■ **PROBLEM**
In the data below, find each line containing the string "Εἶπεν" and return it.

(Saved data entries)
══════

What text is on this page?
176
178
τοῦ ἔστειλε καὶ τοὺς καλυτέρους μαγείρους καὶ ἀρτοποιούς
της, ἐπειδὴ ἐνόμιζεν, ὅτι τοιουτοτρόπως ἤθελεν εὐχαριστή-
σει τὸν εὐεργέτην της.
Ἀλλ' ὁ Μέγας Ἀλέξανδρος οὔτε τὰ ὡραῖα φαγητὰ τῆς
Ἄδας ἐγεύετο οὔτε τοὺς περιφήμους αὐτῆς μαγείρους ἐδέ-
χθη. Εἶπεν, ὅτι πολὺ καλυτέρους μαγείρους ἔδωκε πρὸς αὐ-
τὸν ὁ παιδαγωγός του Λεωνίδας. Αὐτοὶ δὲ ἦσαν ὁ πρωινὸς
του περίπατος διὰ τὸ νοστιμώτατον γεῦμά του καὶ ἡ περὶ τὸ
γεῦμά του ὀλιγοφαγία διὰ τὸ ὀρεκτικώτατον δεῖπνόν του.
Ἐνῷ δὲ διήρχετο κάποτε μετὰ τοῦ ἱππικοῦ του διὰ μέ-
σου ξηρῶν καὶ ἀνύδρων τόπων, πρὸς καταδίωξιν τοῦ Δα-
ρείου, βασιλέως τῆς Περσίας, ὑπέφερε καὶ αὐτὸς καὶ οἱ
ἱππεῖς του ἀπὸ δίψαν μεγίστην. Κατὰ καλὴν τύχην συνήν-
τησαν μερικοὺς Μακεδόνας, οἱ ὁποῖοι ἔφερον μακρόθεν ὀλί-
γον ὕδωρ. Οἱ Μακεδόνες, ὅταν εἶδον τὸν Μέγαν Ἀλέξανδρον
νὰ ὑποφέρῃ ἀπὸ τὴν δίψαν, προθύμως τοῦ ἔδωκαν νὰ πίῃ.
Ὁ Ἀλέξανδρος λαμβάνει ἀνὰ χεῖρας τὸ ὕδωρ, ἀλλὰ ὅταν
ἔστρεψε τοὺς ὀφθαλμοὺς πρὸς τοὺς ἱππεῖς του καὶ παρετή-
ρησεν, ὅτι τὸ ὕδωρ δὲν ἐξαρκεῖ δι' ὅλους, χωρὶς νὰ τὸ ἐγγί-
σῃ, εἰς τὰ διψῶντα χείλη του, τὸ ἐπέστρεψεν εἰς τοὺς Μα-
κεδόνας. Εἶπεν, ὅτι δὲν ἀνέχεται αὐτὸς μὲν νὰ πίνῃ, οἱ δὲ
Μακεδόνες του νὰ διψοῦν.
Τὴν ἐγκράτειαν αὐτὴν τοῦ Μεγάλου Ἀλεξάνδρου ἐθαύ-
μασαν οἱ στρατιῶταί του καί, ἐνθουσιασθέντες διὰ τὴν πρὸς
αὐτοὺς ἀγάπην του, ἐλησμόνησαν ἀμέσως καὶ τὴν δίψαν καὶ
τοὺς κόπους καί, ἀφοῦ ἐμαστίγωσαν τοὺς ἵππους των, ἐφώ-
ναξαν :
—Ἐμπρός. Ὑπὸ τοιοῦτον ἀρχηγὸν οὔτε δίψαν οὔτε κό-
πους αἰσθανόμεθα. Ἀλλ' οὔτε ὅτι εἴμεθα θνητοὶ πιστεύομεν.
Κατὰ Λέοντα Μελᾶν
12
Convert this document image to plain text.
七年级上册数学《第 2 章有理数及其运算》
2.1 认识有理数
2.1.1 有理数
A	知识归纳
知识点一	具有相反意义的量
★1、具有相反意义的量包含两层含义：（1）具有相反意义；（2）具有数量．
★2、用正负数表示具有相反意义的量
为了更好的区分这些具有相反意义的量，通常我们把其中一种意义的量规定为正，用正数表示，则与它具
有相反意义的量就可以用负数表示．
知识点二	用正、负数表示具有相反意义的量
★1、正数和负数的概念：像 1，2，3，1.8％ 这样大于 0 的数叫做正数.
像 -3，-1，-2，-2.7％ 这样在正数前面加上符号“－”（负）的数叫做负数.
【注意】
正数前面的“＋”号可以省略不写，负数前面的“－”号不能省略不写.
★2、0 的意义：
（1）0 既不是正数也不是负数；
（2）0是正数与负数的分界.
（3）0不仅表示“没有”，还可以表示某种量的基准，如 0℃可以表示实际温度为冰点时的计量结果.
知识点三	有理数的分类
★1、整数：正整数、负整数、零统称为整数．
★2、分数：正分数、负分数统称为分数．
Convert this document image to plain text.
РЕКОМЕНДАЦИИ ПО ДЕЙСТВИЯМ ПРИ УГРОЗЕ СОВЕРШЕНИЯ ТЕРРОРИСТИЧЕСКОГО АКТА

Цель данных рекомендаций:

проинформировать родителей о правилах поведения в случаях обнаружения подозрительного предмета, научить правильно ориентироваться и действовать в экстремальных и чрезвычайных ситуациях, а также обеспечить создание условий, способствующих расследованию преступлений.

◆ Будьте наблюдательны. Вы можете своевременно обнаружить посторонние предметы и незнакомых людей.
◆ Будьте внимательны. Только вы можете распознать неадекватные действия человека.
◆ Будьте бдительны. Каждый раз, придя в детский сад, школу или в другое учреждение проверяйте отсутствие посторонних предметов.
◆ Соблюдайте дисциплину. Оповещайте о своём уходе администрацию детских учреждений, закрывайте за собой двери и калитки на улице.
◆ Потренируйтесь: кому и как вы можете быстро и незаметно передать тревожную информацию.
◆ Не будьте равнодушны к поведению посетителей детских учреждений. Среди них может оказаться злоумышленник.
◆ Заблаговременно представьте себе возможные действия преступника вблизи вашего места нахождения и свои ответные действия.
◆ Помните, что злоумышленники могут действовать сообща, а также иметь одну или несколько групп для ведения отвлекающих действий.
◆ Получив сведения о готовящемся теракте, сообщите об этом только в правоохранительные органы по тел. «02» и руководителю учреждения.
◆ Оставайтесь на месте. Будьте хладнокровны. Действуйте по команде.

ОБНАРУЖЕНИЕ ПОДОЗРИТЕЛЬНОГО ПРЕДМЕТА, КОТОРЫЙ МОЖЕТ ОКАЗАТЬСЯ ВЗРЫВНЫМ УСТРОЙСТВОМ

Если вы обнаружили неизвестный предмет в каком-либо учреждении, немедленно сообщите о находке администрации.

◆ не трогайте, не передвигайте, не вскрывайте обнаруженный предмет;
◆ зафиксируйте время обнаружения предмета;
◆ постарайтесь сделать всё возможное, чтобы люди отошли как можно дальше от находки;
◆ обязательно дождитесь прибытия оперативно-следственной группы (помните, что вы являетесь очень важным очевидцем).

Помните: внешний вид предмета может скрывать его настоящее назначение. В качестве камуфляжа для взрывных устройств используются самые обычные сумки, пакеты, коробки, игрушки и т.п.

══════

■ **ANSWER IN FULL**
χθη. Εἶπεν, ὅτι πολὺ καλυτέρους μαγείρους ἔδωκε πρὸς αὐ-
κεδόνας. Εἶπεν, ὅτι δὲν ἀνέχεται αὐτὸς μὲν νὰ πίνῃ, οἱ δὲ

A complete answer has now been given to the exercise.